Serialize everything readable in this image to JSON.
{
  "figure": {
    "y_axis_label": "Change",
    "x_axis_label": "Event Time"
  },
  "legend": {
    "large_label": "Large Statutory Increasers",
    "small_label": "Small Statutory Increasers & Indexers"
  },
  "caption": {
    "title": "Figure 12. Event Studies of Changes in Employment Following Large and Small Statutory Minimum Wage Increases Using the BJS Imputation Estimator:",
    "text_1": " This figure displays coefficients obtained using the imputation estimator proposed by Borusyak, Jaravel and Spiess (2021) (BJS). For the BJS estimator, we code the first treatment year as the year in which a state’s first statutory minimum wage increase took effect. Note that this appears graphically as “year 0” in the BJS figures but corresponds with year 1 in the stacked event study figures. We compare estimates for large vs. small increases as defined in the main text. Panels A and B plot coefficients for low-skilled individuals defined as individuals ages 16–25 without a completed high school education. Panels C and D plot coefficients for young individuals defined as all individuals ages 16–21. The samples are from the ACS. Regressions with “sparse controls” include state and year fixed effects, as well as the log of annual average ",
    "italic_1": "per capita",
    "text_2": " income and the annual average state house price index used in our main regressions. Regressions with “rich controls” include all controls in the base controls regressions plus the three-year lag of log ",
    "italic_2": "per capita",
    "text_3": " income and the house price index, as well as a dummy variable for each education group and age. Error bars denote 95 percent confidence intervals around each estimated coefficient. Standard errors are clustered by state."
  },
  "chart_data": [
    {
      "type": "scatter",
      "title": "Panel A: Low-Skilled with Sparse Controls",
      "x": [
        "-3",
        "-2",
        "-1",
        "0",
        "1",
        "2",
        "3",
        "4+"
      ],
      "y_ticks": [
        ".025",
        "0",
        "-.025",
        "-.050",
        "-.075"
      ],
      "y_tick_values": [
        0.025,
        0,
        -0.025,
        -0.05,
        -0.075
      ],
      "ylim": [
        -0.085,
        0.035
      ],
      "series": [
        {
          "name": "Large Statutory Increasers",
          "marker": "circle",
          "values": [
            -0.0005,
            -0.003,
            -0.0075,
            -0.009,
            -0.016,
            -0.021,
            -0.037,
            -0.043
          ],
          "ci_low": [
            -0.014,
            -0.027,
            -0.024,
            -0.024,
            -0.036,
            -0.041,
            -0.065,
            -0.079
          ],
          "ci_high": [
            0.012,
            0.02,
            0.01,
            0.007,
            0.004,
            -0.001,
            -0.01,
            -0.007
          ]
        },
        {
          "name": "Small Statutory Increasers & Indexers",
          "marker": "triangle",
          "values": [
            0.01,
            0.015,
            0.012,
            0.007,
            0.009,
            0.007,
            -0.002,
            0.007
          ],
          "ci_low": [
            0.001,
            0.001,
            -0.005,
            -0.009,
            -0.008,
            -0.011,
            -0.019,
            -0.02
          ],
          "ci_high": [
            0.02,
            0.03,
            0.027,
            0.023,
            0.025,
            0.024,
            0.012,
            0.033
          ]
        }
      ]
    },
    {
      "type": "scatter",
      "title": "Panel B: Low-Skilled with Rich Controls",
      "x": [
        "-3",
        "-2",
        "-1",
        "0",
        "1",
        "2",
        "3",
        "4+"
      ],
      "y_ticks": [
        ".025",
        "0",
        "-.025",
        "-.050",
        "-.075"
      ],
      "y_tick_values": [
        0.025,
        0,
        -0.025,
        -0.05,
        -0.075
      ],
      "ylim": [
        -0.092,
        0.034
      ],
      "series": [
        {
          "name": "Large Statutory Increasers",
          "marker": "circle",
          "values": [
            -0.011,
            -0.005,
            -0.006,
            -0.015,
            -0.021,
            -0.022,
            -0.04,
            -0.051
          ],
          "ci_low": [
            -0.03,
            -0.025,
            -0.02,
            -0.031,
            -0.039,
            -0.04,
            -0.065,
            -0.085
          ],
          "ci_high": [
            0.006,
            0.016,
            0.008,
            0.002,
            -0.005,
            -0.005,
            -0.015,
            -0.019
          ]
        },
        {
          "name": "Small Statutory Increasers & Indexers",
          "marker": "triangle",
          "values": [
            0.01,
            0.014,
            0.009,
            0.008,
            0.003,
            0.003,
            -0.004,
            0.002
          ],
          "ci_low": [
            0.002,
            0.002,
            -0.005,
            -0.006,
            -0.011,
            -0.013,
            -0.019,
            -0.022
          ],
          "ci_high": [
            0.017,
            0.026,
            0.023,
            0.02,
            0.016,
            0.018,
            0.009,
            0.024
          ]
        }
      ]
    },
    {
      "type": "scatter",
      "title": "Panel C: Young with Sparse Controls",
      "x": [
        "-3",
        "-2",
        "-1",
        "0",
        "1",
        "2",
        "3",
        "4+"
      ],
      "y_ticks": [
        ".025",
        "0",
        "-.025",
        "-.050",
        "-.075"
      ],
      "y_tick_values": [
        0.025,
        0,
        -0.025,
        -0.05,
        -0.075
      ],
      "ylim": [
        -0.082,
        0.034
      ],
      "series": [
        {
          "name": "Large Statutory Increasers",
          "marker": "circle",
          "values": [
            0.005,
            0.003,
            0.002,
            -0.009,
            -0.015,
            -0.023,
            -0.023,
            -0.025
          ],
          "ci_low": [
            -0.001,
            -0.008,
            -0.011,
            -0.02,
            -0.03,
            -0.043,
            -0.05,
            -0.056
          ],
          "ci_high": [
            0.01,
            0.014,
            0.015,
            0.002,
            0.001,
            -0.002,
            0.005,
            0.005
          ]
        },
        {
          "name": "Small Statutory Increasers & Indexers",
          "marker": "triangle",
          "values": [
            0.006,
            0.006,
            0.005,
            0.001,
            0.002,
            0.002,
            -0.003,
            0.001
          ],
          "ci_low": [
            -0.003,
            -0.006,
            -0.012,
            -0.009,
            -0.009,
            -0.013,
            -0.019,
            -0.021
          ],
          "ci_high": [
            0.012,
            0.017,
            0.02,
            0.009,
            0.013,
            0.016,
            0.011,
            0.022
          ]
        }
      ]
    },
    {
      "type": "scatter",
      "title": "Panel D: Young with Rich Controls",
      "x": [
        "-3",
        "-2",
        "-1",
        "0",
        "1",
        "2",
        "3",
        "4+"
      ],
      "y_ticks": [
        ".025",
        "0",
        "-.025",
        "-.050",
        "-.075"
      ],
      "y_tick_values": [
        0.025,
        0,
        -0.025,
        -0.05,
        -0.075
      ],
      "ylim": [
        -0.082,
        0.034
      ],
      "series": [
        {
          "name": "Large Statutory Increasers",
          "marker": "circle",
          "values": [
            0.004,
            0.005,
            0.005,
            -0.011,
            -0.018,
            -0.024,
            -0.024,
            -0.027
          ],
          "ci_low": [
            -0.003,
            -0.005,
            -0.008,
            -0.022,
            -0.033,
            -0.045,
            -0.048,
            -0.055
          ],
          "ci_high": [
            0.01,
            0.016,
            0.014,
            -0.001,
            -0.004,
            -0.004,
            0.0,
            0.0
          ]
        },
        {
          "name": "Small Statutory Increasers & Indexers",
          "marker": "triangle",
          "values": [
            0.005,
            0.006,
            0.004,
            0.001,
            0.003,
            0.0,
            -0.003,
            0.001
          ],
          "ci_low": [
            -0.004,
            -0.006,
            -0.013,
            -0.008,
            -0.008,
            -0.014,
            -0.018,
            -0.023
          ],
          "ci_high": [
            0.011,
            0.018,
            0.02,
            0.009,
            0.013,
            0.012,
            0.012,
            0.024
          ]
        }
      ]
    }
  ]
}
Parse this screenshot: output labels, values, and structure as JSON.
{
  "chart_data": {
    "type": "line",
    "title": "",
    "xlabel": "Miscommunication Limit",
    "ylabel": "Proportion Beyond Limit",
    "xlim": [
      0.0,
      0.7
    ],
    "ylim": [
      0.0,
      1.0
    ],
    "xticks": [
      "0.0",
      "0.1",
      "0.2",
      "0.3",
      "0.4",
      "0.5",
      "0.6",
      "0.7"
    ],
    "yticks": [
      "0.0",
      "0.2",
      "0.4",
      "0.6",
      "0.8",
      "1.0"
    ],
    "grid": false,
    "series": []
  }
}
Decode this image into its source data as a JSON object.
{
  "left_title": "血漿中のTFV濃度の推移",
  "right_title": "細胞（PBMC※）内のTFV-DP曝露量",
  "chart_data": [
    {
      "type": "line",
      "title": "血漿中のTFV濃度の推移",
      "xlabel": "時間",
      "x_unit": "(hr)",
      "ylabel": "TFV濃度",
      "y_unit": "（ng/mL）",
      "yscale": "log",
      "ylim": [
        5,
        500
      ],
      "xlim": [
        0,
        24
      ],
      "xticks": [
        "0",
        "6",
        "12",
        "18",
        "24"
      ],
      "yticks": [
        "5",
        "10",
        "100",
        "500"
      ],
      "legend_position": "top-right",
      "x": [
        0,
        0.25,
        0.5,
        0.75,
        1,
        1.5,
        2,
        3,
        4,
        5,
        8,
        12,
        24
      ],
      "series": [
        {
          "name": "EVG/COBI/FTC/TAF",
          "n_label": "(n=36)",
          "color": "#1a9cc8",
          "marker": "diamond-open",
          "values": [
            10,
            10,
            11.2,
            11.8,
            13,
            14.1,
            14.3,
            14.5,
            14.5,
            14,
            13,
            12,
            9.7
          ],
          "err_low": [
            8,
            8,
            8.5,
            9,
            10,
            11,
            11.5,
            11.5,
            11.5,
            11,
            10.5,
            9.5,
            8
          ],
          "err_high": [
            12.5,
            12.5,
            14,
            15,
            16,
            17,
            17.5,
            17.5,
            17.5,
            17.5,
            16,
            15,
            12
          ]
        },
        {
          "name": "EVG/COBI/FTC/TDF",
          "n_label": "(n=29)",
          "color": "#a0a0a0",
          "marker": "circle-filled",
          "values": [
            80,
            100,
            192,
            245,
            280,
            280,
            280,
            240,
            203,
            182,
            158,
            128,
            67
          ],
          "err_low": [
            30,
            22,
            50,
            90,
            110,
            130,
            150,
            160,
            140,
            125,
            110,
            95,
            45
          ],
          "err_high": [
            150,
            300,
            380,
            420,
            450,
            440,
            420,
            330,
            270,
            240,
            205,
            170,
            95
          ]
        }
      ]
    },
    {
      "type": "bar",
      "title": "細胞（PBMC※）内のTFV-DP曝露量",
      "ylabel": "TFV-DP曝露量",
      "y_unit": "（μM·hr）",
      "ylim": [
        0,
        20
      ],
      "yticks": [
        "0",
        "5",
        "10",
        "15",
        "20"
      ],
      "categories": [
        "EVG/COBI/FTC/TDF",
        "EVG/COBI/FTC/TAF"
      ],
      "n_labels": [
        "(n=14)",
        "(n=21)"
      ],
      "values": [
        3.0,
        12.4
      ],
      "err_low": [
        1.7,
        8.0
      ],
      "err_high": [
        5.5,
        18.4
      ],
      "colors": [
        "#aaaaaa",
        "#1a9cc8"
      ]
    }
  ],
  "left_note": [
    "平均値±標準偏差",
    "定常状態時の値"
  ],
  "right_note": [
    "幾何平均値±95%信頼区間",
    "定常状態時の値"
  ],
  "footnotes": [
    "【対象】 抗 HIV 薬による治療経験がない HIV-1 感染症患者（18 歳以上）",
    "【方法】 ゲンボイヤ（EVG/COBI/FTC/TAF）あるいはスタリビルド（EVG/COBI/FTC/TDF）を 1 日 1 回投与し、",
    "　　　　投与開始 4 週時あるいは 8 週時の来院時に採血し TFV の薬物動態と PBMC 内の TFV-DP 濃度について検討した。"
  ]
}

= = =

What to work on >> Search the entries for the word "内のTFV" and gather every line where it appears.

Task answer >>
  "right_title": "細胞（PBMC※）内のTFV-DP曝露量",
      "title": "細胞（PBMC※）内のTFV-DP曝露量",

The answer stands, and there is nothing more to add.